PASSAGE TO READ >>

━━━━━━━━━━━━━━━━━━━━

Bleacher Report said:

"This whole subject got me and my friend to thinking, and like any responsible single males would do in this situation we decided to experiment with this topic. Over the course of several hours we proceeded to casually and randomly ask multiple groups of females their opinions on professional wrestling. We told them we were writing an article on the subject at first, but as the answers became more stereotypical and bizarre it quickly turned into a game that I'm sure every self-respecting single male, who enjoys wrestling, should play at some point. Just trust me on this."

Life is full of funny moments that should always be appreciated. Moments that capture the human spirit and set fire to your soul when the perfect moment and the perfect source of humor collide and explode within you like an atom bomb. A good joke, pets being pets, watching someone trip and fall, watching Sin Cara wrestle, someone falling up a case of stairs, sports bloopers, and everyday, mundane life accidents. These are all moments that when paired with the right company, timing, and sarcastic commentary can ignite laughter in even the most pessimistic person.

Life may be full of funny moments, but it's sure as hell full of moments that aren't funny to you, but definitely hilarious to others around you. These moments are notoriously known as awkward moments.

━━━━━━━━━━━━━━━━━━━━

MATERIAL PROVIDED >>
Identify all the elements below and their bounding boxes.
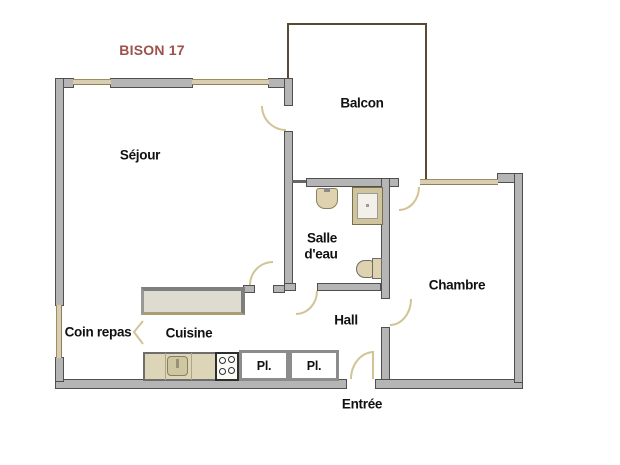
door-arc-chambre-balcon xyxy=(399,187,420,211)
window xyxy=(56,305,62,358)
window xyxy=(420,179,498,185)
door-arc-sejour-balcon xyxy=(261,106,286,131)
room-label-hall: Hall xyxy=(334,313,358,328)
closet-label-right: Pl. xyxy=(307,359,321,373)
wall-segment xyxy=(273,285,285,293)
room-label-chambre: Chambre xyxy=(429,278,485,293)
wall-segment xyxy=(317,283,381,291)
balcony-outline-top xyxy=(287,23,427,25)
burner-icon xyxy=(219,368,226,375)
room-label-salle-eau-1: Salle xyxy=(307,231,337,246)
window xyxy=(192,79,269,85)
room-label-balcon: Balcon xyxy=(340,96,383,111)
balcony-outline-left xyxy=(287,24,289,79)
floor-plan: BISON 17 xyxy=(0,0,620,465)
balcony-outline-right xyxy=(425,24,427,180)
burner-icon xyxy=(228,367,235,374)
washbasin-faucet-icon xyxy=(324,188,330,192)
wall-segment xyxy=(110,78,193,88)
door-leaf-entree xyxy=(372,351,374,379)
wall-segment xyxy=(284,131,293,291)
window xyxy=(73,79,111,85)
counter-divider xyxy=(191,353,192,380)
counter-icon xyxy=(141,287,245,315)
wall-segment xyxy=(284,283,296,291)
door-arc-entree xyxy=(350,351,374,379)
room-divider-zigzag xyxy=(129,319,147,346)
kitchen-sink-faucet-icon xyxy=(176,359,179,368)
plan-title: BISON 17 xyxy=(119,42,184,58)
stove-icon xyxy=(215,352,239,381)
toilet-bowl-icon xyxy=(356,260,373,278)
room-label-entree: Entrée xyxy=(342,397,382,412)
toilet-tank-icon xyxy=(372,258,382,279)
wall-segment xyxy=(284,78,293,106)
closet-label-left: Pl. xyxy=(257,359,271,373)
door-arc-sejour-hall xyxy=(249,261,273,285)
counter-divider xyxy=(165,353,166,380)
burner-icon xyxy=(219,357,226,364)
room-label-salle-eau-2: d'eau xyxy=(304,247,337,262)
door-arc-salle-eau xyxy=(296,291,318,315)
wall-segment xyxy=(55,78,64,306)
shower-drain-icon xyxy=(366,204,369,207)
wall-segment xyxy=(381,327,390,380)
room-label-sejour: Séjour xyxy=(120,148,160,163)
room-label-coin-repas: Coin repas xyxy=(65,325,132,340)
wall-segment xyxy=(514,173,523,383)
door-arc-chambre xyxy=(390,299,412,326)
wall-segment xyxy=(55,357,64,382)
burner-icon xyxy=(228,356,235,363)
wall-segment xyxy=(375,379,523,389)
room-label-cuisine: Cuisine xyxy=(166,326,213,341)
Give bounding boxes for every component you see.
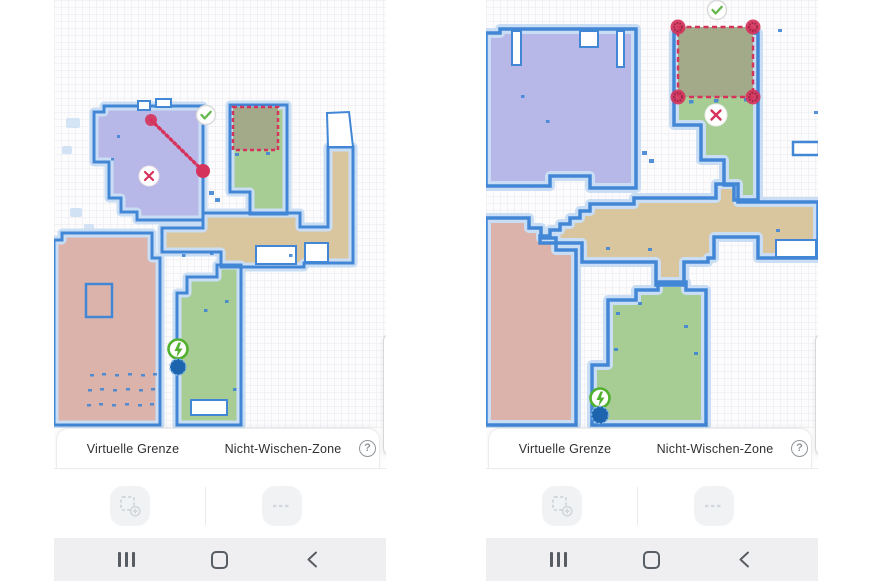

━━━━━━━━━━━━━━━━━━━━

GOALS >>
**1.** List every example of a funny moment named in the passage about funny and awkward moments.
**2.** Decide whether each statement agrees with the passage about funny and awkward moments. Answer yes or no and quote the words that settle it.
(a) The quoted writer spent several hours asking groups of females about professional wrestling.
(b) The quoted writer told the groups throughout that they were writing an article.
(c) Awkward moments are ones that are funny to you but not to the people around you.
**3.** Answer these questions from the passage about funny and awkward moments.
(a) Who did the quoted writer carry out the experiment with?
(b) What can the right company, timing, and sarcastic commentary ignite?
(c) What are moments that aren't funny to you but hilarious to others called?

LIST OF SOLUTIONS >>
**1.**
- A good joke
- Pets being pets
- Watching someone trip and fall
- Watching Sin Cara wrestle
- Someone falling up a case of stairs
- Sports bloopers
- Everyday, mundane life accidents

**2.**
(a) Yes: "Over the course of several hours we proceeded to casually and randomly ask multiple groups of females their opinions on professional wrestling."
(b) No: "We told them we were writing an article on the subject at first"
(c) No: "moments that aren't funny to you, but definitely hilarious to others around you."

**3.**
(a) The writer's friend.
(b) Laughter in even the most pessimistic person.
(c) Awkward moments.